Written exercise » Write out the entire listing below exactly, with the pictures left out.

=====

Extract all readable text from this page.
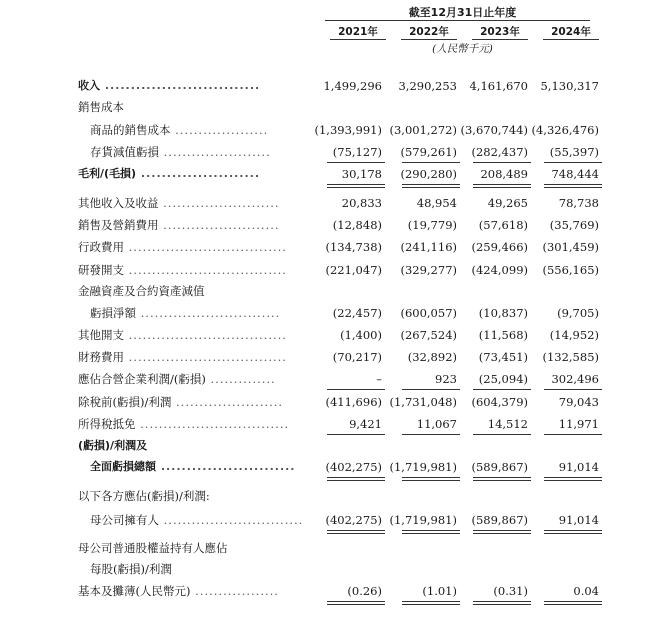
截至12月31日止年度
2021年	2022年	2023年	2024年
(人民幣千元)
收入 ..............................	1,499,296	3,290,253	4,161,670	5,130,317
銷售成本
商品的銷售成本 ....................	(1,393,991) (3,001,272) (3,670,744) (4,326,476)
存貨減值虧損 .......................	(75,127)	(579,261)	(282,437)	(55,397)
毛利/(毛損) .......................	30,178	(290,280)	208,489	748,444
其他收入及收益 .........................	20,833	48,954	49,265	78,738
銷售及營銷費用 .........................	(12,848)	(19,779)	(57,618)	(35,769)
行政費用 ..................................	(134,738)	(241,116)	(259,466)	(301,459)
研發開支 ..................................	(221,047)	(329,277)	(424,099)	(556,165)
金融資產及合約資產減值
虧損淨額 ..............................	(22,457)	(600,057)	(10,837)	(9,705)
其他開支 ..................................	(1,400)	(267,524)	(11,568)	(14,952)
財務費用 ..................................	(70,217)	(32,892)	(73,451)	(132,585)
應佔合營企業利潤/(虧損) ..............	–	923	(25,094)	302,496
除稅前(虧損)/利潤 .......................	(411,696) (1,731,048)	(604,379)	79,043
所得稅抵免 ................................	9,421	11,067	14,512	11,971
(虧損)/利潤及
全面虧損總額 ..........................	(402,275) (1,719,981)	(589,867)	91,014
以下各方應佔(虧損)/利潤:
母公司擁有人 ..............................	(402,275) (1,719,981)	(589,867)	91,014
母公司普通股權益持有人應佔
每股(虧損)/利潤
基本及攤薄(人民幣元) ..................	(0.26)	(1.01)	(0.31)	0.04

=====

Output of the exercise »
Extract all readable text from this page.
截至12月31日止年度
2021年	2022年	2023年	2024年
(人民幣千元)
收入 ..............................	1,499,296	3,290,253	4,161,670	5,130,317
銷售成本
商品的銷售成本 ....................	(1,393,991) (3,001,272) (3,670,744) (4,326,476)
存貨減值虧損 .......................	(75,127)	(579,261)	(282,437)	(55,397)
毛利/(毛損) .......................	30,178	(290,280)	208,489	748,444
其他收入及收益 .........................	20,833	48,954	49,265	78,738
銷售及營銷費用 .........................	(12,848)	(19,779)	(57,618)	(35,769)
行政費用 ..................................	(134,738)	(241,116)	(259,466)	(301,459)
研發開支 ..................................	(221,047)	(329,277)	(424,099)	(556,165)
金融資產及合約資產減值
虧損淨額 ..............................	(22,457)	(600,057)	(10,837)	(9,705)
其他開支 ..................................	(1,400)	(267,524)	(11,568)	(14,952)
財務費用 ..................................	(70,217)	(32,892)	(73,451)	(132,585)
應佔合營企業利潤/(虧損) ..............	–	923	(25,094)	302,496
除稅前(虧損)/利潤 .......................	(411,696) (1,731,048)	(604,379)	79,043
所得稅抵免 ................................	9,421	11,067	14,512	11,971
(虧損)/利潤及
全面虧損總額 ..........................	(402,275) (1,719,981)	(589,867)	91,014
以下各方應佔(虧損)/利潤:
母公司擁有人 ..............................	(402,275) (1,719,981)	(589,867)	91,014
母公司普通股權益持有人應佔
每股(虧損)/利潤
基本及攤薄(人民幣元) ..................	(0.26)	(1.01)	(0.31)	0.04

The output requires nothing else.